_Prompt_
Exactly as written, please set down all of the entries again, with no pictures.

_Information supplied_
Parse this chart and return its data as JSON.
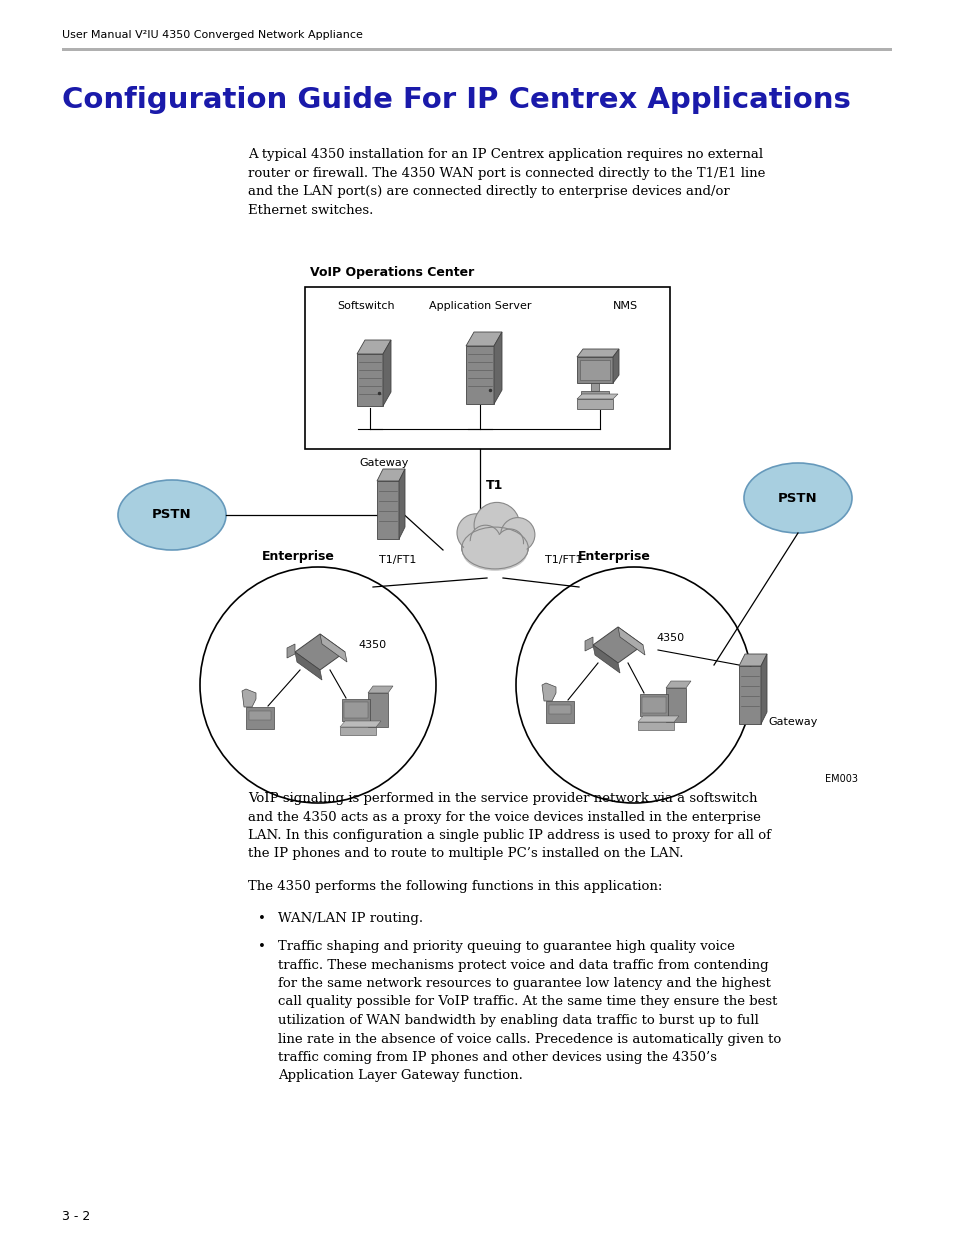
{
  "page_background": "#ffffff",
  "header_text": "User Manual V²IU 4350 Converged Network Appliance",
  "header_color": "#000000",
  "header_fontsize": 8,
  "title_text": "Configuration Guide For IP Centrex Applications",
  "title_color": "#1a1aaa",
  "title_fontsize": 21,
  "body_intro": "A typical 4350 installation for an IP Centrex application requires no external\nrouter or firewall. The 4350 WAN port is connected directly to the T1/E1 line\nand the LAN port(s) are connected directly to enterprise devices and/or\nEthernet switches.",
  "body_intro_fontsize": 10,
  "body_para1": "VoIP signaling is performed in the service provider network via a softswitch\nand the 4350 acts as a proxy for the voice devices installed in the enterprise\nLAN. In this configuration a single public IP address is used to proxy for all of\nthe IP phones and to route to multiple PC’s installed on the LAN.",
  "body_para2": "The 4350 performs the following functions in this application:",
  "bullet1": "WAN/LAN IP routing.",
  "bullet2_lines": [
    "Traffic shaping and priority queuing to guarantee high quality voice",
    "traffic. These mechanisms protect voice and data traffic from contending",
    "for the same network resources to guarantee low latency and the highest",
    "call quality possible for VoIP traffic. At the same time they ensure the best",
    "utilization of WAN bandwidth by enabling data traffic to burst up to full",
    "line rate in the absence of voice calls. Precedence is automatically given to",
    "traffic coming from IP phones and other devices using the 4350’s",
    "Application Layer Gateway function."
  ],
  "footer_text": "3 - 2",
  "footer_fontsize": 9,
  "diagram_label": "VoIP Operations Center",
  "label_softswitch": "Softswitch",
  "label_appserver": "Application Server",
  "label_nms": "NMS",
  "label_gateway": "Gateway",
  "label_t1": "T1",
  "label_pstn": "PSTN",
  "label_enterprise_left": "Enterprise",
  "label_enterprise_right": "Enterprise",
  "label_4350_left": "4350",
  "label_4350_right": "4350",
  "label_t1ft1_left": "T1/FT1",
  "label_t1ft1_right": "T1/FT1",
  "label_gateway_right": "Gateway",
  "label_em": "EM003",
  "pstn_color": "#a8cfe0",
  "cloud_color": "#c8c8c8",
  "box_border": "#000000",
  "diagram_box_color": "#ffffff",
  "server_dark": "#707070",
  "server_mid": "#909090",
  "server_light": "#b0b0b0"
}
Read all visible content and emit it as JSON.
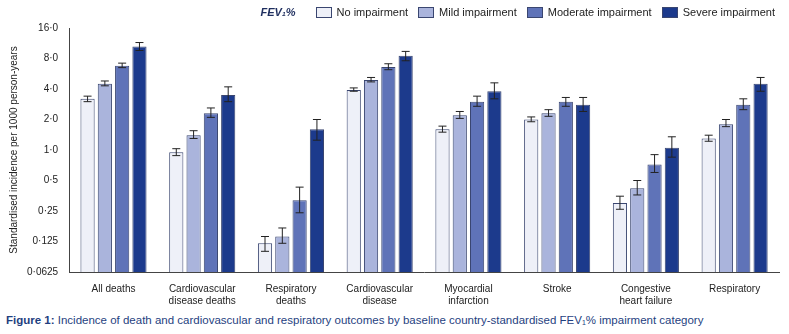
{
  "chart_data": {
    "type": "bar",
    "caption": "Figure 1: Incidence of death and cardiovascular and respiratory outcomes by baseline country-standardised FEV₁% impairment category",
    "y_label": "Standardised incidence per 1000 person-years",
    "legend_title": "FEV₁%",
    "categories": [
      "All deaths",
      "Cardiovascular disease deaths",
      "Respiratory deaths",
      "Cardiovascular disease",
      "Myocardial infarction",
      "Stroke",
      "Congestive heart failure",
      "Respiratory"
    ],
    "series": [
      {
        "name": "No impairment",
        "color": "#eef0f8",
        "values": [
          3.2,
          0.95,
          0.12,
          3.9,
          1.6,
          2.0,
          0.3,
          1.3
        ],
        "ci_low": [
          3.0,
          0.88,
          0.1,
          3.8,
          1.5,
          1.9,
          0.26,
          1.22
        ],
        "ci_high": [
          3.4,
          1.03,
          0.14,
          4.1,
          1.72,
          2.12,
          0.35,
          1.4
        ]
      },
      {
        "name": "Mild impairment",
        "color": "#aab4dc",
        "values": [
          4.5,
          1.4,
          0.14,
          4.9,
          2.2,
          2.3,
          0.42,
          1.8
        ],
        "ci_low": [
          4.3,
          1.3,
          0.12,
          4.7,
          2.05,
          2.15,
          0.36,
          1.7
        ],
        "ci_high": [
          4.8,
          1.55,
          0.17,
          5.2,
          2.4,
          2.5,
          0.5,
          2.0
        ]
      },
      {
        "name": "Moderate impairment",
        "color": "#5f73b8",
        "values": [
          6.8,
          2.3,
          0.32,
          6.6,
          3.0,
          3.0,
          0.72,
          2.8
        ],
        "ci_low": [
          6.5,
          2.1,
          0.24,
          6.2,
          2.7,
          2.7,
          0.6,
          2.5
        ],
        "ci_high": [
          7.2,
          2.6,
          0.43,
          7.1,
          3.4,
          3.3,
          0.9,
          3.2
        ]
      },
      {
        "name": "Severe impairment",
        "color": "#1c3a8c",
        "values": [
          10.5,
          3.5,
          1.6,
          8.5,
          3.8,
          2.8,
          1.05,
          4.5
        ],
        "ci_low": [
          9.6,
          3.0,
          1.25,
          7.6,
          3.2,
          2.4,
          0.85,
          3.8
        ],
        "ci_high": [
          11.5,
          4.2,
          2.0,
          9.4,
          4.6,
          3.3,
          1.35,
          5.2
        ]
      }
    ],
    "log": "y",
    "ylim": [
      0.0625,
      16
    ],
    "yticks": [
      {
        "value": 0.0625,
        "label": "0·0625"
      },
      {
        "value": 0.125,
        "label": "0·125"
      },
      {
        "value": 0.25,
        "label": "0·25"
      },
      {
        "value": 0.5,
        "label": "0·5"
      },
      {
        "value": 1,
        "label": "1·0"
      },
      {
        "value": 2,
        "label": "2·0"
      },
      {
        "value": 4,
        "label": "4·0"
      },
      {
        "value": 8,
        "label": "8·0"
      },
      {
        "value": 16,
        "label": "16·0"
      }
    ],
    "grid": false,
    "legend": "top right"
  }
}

_Written solution_
Parse this chart and return its data as JSON.
{
  "page_background": "#ffffff",
  "header_text": "User Manual V²IU 4350 Converged Network Appliance",
  "header_color": "#000000",
  "header_fontsize": 8,
  "title_text": "Configuration Guide For IP Centrex Applications",
  "title_color": "#1a1aaa",
  "title_fontsize": 21,
  "body_intro": "A typical 4350 installation for an IP Centrex application requires no external\nrouter or firewall. The 4350 WAN port is connected directly to the T1/E1 line\nand the LAN port(s) are connected directly to enterprise devices and/or\nEthernet switches.",
  "body_intro_fontsize": 10,
  "body_para1": "VoIP signaling is performed in the service provider network via a softswitch\nand the 4350 acts as a proxy for the voice devices installed in the enterprise\nLAN. In this configuration a single public IP address is used to proxy for all of\nthe IP phones and to route to multiple PC’s installed on the LAN.",
  "body_para2": "The 4350 performs the following functions in this application:",
  "bullet1": "WAN/LAN IP routing.",
  "bullet2_lines": [
    "Traffic shaping and priority queuing to guarantee high quality voice",
    "traffic. These mechanisms protect voice and data traffic from contending",
    "for the same network resources to guarantee low latency and the highest",
    "call quality possible for VoIP traffic. At the same time they ensure the best",
    "utilization of WAN bandwidth by enabling data traffic to burst up to full",
    "line rate in the absence of voice calls. Precedence is automatically given to",
    "traffic coming from IP phones and other devices using the 4350’s",
    "Application Layer Gateway function."
  ],
  "footer_text": "3 - 2",
  "footer_fontsize": 9,
  "diagram_label": "VoIP Operations Center",
  "label_softswitch": "Softswitch",
  "label_appserver": "Application Server",
  "label_nms": "NMS",
  "label_gateway": "Gateway",
  "label_t1": "T1",
  "label_pstn": "PSTN",
  "label_enterprise_left": "Enterprise",
  "label_enterprise_right": "Enterprise",
  "label_4350_left": "4350",
  "label_4350_right": "4350",
  "label_t1ft1_left": "T1/FT1",
  "label_t1ft1_right": "T1/FT1",
  "label_gateway_right": "Gateway",
  "label_em": "EM003",
  "pstn_color": "#a8cfe0",
  "cloud_color": "#c8c8c8",
  "box_border": "#000000",
  "diagram_box_color": "#ffffff",
  "server_dark": "#707070",
  "server_mid": "#909090",
  "server_light": "#b0b0b0"
}
Read all visible content and emit it as JSON.
{
  "chart_data": {
    "type": "bar",
    "caption": "Figure 1: Incidence of death and cardiovascular and respiratory outcomes by baseline country-standardised FEV₁% impairment category",
    "y_label": "Standardised incidence per 1000 person-years",
    "legend_title": "FEV₁%",
    "categories": [
      "All deaths",
      "Cardiovascular disease deaths",
      "Respiratory deaths",
      "Cardiovascular disease",
      "Myocardial infarction",
      "Stroke",
      "Congestive heart failure",
      "Respiratory"
    ],
    "series": [
      {
        "name": "No impairment",
        "color": "#eef0f8",
        "values": [
          3.2,
          0.95,
          0.12,
          3.9,
          1.6,
          2.0,
          0.3,
          1.3
        ],
        "ci_low": [
          3.0,
          0.88,
          0.1,
          3.8,
          1.5,
          1.9,
          0.26,
          1.22
        ],
        "ci_high": [
          3.4,
          1.03,
          0.14,
          4.1,
          1.72,
          2.12,
          0.35,
          1.4
        ]
      },
      {
        "name": "Mild impairment",
        "color": "#aab4dc",
        "values": [
          4.5,
          1.4,
          0.14,
          4.9,
          2.2,
          2.3,
          0.42,
          1.8
        ],
        "ci_low": [
          4.3,
          1.3,
          0.12,
          4.7,
          2.05,
          2.15,
          0.36,
          1.7
        ],
        "ci_high": [
          4.8,
          1.55,
          0.17,
          5.2,
          2.4,
          2.5,
          0.5,
          2.0
        ]
      },
      {
        "name": "Moderate impairment",
        "color": "#5f73b8",
        "values": [
          6.8,
          2.3,
          0.32,
          6.6,
          3.0,
          3.0,
          0.72,
          2.8
        ],
        "ci_low": [
          6.5,
          2.1,
          0.24,
          6.2,
          2.7,
          2.7,
          0.6,
          2.5
        ],
        "ci_high": [
          7.2,
          2.6,
          0.43,
          7.1,
          3.4,
          3.3,
          0.9,
          3.2
        ]
      },
      {
        "name": "Severe impairment",
        "color": "#1c3a8c",
        "values": [
          10.5,
          3.5,
          1.6,
          8.5,
          3.8,
          2.8,
          1.05,
          4.5
        ],
        "ci_low": [
          9.6,
          3.0,
          1.25,
          7.6,
          3.2,
          2.4,
          0.85,
          3.8
        ],
        "ci_high": [
          11.5,
          4.2,
          2.0,
          9.4,
          4.6,
          3.3,
          1.35,
          5.2
        ]
      }
    ],
    "log": "y",
    "ylim": [
      0.0625,
      16
    ],
    "yticks": [
      {
        "value": 0.0625,
        "label": "0·0625"
      },
      {
        "value": 0.125,
        "label": "0·125"
      },
      {
        "value": 0.25,
        "label": "0·25"
      },
      {
        "value": 0.5,
        "label": "0·5"
      },
      {
        "value": 1,
        "label": "1·0"
      },
      {
        "value": 2,
        "label": "2·0"
      },
      {
        "value": 4,
        "label": "4·0"
      },
      {
        "value": 8,
        "label": "8·0"
      },
      {
        "value": 16,
        "label": "16·0"
      }
    ],
    "grid": false,
    "legend": "top right"
  }
}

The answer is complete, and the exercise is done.